#### GIVEN INFORMATION ####
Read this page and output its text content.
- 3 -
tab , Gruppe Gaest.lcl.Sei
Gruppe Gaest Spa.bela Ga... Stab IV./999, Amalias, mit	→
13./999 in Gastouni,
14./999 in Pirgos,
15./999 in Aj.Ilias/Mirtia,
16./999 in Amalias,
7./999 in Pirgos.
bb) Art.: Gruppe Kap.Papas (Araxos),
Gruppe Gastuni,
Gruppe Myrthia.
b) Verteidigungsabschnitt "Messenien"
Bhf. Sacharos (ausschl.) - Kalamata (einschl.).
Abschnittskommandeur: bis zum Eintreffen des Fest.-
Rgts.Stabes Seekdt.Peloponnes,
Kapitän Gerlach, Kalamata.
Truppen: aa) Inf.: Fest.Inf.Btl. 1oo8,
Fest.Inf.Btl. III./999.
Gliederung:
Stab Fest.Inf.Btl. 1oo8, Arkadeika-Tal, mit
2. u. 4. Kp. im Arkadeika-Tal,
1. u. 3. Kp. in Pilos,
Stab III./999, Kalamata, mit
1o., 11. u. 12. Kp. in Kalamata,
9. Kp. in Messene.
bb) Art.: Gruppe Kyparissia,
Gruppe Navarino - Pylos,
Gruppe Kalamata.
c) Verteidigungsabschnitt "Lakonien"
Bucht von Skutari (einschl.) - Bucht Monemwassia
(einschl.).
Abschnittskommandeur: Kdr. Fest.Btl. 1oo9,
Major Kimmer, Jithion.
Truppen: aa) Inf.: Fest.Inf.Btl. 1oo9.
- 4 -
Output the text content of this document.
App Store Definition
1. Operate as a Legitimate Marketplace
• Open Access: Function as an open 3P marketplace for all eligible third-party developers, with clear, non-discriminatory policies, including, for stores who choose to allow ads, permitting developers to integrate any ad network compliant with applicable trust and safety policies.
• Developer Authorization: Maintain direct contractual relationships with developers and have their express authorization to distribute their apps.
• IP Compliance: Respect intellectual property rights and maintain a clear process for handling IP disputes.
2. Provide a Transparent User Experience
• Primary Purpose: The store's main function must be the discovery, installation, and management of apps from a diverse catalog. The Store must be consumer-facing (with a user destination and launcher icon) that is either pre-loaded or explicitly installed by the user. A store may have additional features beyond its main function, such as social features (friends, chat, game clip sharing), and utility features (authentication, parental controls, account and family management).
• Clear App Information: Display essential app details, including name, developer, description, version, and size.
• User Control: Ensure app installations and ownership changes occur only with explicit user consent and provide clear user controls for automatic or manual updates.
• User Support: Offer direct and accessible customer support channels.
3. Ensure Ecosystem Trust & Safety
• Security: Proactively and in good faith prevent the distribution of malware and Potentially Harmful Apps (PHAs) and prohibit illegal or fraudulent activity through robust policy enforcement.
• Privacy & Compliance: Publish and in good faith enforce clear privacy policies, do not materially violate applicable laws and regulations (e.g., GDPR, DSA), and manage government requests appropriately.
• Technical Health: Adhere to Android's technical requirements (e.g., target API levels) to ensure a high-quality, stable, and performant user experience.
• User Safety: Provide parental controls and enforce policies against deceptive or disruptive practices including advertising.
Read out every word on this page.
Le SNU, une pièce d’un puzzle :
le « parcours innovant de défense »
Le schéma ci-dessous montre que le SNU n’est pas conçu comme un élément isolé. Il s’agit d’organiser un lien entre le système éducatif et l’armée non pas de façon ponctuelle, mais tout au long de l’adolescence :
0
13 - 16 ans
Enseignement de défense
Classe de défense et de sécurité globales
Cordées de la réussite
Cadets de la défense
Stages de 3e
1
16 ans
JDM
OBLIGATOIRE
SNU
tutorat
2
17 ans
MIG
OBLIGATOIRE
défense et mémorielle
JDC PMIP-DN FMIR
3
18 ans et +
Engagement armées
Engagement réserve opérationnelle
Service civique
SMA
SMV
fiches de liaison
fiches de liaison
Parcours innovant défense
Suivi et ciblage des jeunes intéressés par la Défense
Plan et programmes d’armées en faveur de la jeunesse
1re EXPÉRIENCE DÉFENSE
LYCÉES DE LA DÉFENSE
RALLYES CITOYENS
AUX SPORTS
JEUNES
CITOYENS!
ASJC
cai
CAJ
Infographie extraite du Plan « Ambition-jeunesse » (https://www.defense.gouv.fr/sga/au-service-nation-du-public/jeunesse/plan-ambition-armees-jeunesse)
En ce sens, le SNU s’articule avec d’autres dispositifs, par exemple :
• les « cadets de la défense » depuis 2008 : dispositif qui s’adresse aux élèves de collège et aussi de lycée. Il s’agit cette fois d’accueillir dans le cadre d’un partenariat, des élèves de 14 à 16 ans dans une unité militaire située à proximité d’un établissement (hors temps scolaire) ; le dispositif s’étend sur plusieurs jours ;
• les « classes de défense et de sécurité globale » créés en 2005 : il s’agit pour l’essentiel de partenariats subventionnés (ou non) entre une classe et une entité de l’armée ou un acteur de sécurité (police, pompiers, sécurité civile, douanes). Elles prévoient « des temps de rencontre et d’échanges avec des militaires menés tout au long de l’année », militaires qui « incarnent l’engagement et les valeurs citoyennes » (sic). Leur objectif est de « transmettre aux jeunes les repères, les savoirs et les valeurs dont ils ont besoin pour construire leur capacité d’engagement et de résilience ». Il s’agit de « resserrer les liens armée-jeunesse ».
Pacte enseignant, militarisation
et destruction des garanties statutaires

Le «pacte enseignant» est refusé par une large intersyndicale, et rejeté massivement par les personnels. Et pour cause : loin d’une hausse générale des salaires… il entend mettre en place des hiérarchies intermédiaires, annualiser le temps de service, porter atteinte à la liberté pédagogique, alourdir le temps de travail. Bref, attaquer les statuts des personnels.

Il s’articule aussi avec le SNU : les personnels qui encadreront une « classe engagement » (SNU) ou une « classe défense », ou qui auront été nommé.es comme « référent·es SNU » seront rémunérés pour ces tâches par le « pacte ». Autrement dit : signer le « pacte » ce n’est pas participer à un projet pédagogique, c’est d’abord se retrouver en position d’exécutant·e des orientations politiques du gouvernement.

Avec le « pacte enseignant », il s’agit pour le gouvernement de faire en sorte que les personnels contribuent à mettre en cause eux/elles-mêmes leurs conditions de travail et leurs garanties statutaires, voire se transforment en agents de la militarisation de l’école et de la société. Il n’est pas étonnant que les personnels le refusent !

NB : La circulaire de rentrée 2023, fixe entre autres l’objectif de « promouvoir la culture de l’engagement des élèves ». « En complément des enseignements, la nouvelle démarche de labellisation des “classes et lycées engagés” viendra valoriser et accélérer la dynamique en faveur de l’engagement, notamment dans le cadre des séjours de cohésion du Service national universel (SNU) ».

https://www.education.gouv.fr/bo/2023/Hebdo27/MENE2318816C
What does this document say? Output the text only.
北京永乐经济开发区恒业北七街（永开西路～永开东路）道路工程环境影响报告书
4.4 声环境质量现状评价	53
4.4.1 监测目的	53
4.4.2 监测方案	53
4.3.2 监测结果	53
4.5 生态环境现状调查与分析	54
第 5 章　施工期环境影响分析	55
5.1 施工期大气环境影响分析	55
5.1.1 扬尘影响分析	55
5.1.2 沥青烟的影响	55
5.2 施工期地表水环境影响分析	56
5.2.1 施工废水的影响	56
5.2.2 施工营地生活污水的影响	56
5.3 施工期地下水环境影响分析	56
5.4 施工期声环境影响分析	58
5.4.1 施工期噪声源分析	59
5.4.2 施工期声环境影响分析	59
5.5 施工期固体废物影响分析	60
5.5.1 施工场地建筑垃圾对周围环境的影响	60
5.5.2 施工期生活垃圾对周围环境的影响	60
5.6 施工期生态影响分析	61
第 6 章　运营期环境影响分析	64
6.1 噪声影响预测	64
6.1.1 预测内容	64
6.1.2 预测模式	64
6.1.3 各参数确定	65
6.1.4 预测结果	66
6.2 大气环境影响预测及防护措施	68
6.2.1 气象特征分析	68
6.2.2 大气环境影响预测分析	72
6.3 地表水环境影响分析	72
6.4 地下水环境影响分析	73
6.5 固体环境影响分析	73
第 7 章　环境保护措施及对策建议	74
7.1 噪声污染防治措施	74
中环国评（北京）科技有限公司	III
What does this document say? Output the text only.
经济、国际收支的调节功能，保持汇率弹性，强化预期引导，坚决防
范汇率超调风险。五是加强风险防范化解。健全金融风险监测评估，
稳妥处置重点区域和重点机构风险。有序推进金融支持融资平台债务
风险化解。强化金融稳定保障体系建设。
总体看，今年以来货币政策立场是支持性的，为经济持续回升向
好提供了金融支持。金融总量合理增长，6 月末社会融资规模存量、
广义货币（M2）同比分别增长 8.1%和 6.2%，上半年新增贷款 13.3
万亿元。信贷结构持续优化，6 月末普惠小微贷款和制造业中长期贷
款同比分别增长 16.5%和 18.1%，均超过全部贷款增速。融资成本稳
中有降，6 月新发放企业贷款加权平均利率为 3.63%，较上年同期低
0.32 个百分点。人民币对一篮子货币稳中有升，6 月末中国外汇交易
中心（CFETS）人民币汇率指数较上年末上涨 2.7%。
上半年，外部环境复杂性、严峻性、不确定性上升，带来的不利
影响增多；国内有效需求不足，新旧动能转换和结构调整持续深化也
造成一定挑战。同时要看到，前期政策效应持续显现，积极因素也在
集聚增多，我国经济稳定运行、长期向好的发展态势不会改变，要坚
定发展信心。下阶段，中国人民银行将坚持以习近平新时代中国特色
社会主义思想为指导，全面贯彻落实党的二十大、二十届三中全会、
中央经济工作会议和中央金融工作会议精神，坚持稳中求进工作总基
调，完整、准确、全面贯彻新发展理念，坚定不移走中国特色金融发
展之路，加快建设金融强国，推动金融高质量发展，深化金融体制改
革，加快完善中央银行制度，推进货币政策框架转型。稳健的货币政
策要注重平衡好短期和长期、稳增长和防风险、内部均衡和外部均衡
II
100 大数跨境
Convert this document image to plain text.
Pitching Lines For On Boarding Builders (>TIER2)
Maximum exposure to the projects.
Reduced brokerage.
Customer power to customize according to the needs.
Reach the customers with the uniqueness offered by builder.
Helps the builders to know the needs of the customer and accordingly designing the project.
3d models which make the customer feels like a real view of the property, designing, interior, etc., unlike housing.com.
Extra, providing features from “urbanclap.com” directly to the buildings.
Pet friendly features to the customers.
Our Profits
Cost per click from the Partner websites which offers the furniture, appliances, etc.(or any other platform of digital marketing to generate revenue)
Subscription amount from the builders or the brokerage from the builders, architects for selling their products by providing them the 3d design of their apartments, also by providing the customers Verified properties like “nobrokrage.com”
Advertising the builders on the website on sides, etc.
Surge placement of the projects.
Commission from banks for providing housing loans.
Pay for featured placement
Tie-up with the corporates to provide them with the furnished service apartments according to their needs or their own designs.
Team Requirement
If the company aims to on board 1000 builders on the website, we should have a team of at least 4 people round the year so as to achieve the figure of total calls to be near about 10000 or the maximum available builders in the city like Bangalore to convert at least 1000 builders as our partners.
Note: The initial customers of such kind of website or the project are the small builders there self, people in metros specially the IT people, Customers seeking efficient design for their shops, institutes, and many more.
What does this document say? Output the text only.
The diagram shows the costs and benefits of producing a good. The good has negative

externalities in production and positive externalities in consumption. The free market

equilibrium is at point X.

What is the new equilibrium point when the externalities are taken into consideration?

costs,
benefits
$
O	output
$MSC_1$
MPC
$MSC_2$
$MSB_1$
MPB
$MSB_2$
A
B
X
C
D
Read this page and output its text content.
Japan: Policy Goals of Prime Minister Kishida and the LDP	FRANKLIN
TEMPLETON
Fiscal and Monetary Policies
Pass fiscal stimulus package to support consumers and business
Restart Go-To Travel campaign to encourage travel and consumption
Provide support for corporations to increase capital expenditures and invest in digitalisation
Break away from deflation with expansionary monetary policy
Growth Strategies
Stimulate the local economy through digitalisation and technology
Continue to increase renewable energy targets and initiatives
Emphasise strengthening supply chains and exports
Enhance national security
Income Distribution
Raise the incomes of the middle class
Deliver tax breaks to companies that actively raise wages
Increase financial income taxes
####
● **AIM**
Extract from the data every line where "housing" shows up.

● **EXERCISE ANSWER**
3d models which make the customer feels like a real view of the property, designing, interior, etc., unlike housing.com.
Commission from banks for providing housing loans.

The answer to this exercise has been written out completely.